**Directions for this task**
Find the lines with "competence" in them and copy them out.
## BEGIN
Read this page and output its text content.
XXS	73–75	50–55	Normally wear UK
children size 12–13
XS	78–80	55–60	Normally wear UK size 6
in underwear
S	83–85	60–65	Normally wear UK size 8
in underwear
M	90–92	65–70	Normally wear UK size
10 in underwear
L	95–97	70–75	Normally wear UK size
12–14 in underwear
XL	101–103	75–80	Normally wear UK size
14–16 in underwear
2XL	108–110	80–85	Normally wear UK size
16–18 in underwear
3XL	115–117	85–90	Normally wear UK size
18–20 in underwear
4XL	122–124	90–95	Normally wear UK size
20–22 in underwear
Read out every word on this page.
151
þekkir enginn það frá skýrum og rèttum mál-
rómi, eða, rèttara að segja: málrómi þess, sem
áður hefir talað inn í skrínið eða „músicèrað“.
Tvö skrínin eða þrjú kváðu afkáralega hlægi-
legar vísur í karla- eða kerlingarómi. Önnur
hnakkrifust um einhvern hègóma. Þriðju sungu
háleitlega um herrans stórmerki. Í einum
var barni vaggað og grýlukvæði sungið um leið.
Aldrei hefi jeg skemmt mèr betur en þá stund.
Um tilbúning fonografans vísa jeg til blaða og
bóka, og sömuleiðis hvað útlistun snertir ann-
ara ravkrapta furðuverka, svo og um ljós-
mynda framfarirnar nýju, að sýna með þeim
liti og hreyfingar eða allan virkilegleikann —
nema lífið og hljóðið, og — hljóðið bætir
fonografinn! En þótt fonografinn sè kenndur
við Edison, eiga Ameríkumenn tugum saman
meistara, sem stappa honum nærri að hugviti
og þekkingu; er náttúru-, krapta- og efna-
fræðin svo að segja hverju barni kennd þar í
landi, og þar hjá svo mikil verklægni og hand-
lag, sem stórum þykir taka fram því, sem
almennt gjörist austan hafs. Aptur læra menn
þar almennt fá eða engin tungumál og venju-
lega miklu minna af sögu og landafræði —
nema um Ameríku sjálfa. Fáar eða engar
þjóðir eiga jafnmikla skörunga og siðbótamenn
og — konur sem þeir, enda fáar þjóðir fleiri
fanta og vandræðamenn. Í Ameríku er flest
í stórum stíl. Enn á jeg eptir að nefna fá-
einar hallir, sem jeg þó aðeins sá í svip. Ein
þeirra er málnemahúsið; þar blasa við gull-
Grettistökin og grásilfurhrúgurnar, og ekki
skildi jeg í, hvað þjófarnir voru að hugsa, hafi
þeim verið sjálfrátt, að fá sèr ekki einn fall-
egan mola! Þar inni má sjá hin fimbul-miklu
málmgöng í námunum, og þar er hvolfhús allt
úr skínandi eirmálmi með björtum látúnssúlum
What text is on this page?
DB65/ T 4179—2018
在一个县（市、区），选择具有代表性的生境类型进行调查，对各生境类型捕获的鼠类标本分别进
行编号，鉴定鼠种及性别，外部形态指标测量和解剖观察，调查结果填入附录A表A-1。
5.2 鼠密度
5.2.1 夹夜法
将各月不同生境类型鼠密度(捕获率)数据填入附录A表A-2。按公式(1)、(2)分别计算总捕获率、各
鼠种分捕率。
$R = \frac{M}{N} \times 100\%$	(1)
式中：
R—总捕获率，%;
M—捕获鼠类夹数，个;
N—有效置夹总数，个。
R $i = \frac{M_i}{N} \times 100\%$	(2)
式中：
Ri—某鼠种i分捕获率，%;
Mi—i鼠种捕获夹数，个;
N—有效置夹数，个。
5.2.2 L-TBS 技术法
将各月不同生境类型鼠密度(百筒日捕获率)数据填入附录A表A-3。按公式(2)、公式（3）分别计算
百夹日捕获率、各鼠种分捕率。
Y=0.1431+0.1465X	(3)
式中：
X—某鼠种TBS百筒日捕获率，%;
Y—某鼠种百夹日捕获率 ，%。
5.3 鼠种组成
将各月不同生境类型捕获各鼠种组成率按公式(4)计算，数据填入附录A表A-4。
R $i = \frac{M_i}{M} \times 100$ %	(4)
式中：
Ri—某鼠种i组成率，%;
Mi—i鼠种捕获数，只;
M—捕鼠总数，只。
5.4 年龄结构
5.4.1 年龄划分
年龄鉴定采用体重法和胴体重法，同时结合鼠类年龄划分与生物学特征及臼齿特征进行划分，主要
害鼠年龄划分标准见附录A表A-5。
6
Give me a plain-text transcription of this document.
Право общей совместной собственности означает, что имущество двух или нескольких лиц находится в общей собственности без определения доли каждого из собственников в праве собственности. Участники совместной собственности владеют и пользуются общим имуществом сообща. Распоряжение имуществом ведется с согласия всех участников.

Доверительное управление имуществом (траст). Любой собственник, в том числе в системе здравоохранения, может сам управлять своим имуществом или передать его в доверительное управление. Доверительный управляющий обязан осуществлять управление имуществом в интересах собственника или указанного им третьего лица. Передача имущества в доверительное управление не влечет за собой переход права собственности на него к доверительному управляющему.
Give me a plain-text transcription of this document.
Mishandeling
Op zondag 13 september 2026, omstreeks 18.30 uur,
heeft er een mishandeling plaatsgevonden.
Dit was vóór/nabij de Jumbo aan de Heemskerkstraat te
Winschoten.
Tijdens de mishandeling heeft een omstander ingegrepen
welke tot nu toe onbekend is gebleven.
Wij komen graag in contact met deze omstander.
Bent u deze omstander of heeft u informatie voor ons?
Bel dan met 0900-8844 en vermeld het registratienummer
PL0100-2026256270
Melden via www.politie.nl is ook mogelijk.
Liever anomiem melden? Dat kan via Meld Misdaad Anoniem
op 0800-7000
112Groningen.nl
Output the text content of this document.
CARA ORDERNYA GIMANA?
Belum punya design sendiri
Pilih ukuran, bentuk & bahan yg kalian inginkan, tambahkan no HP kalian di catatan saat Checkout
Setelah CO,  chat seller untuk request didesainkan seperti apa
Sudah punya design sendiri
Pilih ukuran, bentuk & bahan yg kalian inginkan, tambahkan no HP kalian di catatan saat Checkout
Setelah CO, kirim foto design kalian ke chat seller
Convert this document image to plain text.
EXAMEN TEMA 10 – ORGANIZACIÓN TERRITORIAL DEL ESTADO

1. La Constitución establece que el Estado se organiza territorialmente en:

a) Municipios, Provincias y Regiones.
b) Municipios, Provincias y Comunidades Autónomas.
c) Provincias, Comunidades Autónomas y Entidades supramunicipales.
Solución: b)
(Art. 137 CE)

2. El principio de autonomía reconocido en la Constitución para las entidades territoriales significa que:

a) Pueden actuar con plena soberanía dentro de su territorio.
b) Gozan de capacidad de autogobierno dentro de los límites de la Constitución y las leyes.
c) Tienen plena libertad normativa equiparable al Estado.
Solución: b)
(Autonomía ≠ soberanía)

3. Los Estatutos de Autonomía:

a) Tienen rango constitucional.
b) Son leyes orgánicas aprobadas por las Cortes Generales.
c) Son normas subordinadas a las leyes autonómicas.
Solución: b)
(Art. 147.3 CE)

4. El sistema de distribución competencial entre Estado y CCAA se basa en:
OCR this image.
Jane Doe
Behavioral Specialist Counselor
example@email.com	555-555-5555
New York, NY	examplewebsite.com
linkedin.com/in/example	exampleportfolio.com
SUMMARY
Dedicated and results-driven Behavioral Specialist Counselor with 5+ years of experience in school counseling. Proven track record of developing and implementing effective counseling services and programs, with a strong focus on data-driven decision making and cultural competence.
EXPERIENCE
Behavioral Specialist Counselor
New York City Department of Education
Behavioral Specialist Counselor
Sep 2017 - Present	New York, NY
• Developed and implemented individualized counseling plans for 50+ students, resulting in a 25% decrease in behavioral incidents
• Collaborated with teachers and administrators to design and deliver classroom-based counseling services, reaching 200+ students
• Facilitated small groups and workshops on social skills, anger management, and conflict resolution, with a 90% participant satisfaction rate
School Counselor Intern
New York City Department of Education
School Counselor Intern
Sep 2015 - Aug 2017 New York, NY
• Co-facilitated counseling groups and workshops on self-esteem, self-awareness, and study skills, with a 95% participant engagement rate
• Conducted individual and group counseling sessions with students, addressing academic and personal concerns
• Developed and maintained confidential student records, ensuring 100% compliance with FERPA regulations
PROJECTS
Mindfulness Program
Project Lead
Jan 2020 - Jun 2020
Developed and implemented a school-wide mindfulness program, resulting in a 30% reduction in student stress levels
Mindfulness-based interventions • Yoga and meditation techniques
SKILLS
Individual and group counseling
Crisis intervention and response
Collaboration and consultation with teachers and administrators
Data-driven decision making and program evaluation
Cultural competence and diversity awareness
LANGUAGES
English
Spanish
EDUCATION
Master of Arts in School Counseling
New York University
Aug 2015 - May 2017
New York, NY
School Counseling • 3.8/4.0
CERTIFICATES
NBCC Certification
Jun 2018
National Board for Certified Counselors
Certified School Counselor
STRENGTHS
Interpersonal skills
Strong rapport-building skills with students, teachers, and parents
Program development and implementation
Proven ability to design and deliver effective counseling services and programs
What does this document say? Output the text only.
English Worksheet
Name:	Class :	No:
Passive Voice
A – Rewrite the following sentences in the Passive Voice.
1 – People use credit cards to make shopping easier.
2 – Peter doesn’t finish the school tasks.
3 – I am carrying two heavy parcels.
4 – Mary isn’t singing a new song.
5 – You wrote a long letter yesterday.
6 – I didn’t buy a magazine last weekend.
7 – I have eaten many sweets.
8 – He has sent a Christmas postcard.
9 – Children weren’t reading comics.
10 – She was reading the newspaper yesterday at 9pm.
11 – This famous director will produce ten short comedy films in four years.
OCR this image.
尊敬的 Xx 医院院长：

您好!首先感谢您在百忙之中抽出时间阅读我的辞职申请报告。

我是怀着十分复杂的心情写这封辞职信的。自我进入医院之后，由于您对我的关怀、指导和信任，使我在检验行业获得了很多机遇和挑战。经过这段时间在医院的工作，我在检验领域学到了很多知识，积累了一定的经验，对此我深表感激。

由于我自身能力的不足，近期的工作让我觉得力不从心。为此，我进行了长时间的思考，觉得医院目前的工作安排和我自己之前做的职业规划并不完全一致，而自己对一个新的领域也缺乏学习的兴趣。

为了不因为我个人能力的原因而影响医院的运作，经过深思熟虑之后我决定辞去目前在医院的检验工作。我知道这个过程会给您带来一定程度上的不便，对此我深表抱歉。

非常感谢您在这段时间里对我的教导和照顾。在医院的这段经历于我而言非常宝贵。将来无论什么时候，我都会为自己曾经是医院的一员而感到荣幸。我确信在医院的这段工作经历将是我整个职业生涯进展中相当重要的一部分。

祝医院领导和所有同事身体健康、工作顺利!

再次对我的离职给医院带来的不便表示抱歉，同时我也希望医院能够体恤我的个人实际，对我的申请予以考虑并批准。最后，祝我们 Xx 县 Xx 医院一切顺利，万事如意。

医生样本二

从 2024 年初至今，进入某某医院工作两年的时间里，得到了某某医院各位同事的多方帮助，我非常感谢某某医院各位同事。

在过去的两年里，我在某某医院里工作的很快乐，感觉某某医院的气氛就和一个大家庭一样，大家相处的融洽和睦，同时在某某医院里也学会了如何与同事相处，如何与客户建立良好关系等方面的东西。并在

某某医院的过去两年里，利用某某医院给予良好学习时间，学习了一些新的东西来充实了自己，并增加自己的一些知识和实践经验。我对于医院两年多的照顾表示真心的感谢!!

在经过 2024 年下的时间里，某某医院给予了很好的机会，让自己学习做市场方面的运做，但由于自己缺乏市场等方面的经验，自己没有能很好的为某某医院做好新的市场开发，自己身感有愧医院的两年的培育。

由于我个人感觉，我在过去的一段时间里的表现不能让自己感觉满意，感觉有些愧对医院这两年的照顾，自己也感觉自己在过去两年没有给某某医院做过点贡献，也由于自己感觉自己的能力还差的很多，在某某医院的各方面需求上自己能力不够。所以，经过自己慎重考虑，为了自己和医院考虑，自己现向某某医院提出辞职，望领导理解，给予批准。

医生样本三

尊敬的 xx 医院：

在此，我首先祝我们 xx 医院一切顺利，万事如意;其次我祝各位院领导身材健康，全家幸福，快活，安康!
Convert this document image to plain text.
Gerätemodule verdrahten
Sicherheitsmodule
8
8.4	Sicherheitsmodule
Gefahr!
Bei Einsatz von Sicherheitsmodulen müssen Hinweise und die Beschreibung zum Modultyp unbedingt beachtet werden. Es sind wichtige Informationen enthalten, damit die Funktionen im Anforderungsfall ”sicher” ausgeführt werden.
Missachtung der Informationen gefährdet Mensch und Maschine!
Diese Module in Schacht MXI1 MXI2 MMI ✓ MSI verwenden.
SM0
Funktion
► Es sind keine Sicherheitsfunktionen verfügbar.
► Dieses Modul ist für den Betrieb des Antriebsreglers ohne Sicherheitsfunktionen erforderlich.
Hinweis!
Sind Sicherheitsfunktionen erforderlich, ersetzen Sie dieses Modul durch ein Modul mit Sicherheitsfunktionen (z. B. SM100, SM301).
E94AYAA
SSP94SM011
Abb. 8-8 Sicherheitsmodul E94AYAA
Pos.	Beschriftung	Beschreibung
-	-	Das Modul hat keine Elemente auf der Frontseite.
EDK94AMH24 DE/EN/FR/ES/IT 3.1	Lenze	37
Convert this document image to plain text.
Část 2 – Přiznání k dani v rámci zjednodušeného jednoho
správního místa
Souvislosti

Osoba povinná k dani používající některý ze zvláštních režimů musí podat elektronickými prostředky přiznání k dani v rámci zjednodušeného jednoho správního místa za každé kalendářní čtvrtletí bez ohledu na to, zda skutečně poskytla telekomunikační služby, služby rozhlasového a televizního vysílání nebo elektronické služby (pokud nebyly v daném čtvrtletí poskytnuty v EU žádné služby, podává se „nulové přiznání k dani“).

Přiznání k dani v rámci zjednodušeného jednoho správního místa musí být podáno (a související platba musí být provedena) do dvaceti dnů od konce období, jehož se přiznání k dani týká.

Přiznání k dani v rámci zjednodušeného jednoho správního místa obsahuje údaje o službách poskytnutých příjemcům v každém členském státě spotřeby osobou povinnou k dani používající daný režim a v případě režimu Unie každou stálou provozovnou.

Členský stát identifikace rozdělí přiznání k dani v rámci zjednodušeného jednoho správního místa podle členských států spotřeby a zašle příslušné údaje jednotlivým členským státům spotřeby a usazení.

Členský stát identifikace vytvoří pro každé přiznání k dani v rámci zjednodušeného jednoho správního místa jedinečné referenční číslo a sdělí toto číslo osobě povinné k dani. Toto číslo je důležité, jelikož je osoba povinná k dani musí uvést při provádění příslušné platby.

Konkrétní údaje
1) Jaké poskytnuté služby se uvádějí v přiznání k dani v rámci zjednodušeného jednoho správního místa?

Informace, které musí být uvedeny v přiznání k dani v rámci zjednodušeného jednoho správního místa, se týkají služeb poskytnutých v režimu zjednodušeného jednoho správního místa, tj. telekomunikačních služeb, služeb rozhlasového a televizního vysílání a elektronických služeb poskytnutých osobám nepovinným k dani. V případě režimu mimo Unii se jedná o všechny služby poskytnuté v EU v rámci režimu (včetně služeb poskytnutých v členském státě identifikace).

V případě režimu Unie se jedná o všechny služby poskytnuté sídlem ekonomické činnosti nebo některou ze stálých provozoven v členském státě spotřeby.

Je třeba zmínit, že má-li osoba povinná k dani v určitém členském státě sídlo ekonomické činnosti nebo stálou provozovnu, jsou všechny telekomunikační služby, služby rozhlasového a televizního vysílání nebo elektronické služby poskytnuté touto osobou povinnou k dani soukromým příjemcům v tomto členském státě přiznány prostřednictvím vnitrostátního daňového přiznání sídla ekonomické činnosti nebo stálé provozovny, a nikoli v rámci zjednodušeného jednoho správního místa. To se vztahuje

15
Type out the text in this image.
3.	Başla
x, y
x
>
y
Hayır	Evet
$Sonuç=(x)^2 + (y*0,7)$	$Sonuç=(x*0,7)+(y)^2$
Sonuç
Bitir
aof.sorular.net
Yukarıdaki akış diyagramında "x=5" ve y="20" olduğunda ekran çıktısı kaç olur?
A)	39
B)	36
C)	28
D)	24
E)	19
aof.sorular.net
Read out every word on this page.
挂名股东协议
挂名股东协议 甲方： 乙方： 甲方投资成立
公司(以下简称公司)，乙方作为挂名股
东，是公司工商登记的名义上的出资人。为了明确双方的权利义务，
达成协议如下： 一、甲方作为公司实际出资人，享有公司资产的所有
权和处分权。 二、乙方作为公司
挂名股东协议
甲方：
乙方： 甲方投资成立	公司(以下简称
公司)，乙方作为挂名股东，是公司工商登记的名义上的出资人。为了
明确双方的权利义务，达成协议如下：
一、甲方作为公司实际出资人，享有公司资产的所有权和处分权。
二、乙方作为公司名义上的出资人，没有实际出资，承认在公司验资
## END
**In response**
Dedicated and results-driven Behavioral Specialist Counselor with 5+ years of experience in school counseling. Proven track record of developing and implementing effective counseling services and programs, with a strong focus on data-driven decision making and cultural competence.
Cultural competence and diversity awareness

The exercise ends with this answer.